** begin **

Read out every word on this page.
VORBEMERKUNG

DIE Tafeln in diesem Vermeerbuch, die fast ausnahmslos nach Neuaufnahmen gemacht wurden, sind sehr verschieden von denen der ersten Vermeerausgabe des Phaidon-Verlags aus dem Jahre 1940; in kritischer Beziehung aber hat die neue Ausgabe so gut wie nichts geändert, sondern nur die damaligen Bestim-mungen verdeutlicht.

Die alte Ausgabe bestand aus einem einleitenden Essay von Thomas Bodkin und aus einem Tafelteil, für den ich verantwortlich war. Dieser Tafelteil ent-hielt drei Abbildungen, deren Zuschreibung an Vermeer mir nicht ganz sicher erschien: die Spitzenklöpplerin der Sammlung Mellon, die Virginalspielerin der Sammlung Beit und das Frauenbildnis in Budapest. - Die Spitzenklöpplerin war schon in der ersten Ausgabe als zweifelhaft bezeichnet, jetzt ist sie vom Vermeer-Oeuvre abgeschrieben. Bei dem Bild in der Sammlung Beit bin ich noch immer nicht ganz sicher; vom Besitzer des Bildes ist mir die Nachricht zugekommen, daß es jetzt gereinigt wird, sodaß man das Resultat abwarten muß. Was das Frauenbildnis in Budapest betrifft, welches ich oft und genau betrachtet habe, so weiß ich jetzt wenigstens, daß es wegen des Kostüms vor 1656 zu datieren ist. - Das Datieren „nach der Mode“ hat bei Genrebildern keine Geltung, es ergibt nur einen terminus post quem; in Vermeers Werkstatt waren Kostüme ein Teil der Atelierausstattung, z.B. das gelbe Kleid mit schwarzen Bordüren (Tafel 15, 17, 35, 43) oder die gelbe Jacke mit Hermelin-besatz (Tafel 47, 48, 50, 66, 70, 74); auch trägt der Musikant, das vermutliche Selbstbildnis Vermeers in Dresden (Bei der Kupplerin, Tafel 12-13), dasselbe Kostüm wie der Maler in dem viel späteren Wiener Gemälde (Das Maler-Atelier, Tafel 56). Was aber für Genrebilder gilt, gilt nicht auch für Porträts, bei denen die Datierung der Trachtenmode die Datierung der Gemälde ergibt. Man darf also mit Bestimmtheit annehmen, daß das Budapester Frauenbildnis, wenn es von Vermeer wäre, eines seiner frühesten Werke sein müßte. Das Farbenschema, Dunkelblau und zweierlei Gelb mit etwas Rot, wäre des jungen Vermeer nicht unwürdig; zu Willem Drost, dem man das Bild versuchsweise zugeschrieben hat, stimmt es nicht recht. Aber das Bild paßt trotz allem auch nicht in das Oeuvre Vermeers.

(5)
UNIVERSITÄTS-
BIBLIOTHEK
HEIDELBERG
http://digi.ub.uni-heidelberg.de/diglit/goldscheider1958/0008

** end **

■ **Work to complete**
Return all of the data word for word.

■ **Final answer**
Read out every word on this page.
VORBEMERKUNG

DIE Tafeln in diesem Vermeerbuch, die fast ausnahmslos nach Neuaufnahmen gemacht wurden, sind sehr verschieden von denen der ersten Vermeerausgabe des Phaidon-Verlags aus dem Jahre 1940; in kritischer Beziehung aber hat die neue Ausgabe so gut wie nichts geändert, sondern nur die damaligen Bestim-mungen verdeutlicht.

Die alte Ausgabe bestand aus einem einleitenden Essay von Thomas Bodkin und aus einem Tafelteil, für den ich verantwortlich war. Dieser Tafelteil ent-hielt drei Abbildungen, deren Zuschreibung an Vermeer mir nicht ganz sicher erschien: die Spitzenklöpplerin der Sammlung Mellon, die Virginalspielerin der Sammlung Beit und das Frauenbildnis in Budapest. - Die Spitzenklöpplerin war schon in der ersten Ausgabe als zweifelhaft bezeichnet, jetzt ist sie vom Vermeer-Oeuvre abgeschrieben. Bei dem Bild in der Sammlung Beit bin ich noch immer nicht ganz sicher; vom Besitzer des Bildes ist mir die Nachricht zugekommen, daß es jetzt gereinigt wird, sodaß man das Resultat abwarten muß. Was das Frauenbildnis in Budapest betrifft, welches ich oft und genau betrachtet habe, so weiß ich jetzt wenigstens, daß es wegen des Kostüms vor 1656 zu datieren ist. - Das Datieren „nach der Mode“ hat bei Genrebildern keine Geltung, es ergibt nur einen terminus post quem; in Vermeers Werkstatt waren Kostüme ein Teil der Atelierausstattung, z.B. das gelbe Kleid mit schwarzen Bordüren (Tafel 15, 17, 35, 43) oder die gelbe Jacke mit Hermelin-besatz (Tafel 47, 48, 50, 66, 70, 74); auch trägt der Musikant, das vermutliche Selbstbildnis Vermeers in Dresden (Bei der Kupplerin, Tafel 12-13), dasselbe Kostüm wie der Maler in dem viel späteren Wiener Gemälde (Das Maler-Atelier, Tafel 56). Was aber für Genrebilder gilt, gilt nicht auch für Porträts, bei denen die Datierung der Trachtenmode die Datierung der Gemälde ergibt. Man darf also mit Bestimmtheit annehmen, daß das Budapester Frauenbildnis, wenn es von Vermeer wäre, eines seiner frühesten Werke sein müßte. Das Farbenschema, Dunkelblau und zweierlei Gelb mit etwas Rot, wäre des jungen Vermeer nicht unwürdig; zu Willem Drost, dem man das Bild versuchsweise zugeschrieben hat, stimmt es nicht recht. Aber das Bild paßt trotz allem auch nicht in das Oeuvre Vermeers.

(5)
UNIVERSITÄTS-
BIBLIOTHEK
HEIDELBERG
http://digi.ub.uni-heidelberg.de/diglit/goldscheider1958/0008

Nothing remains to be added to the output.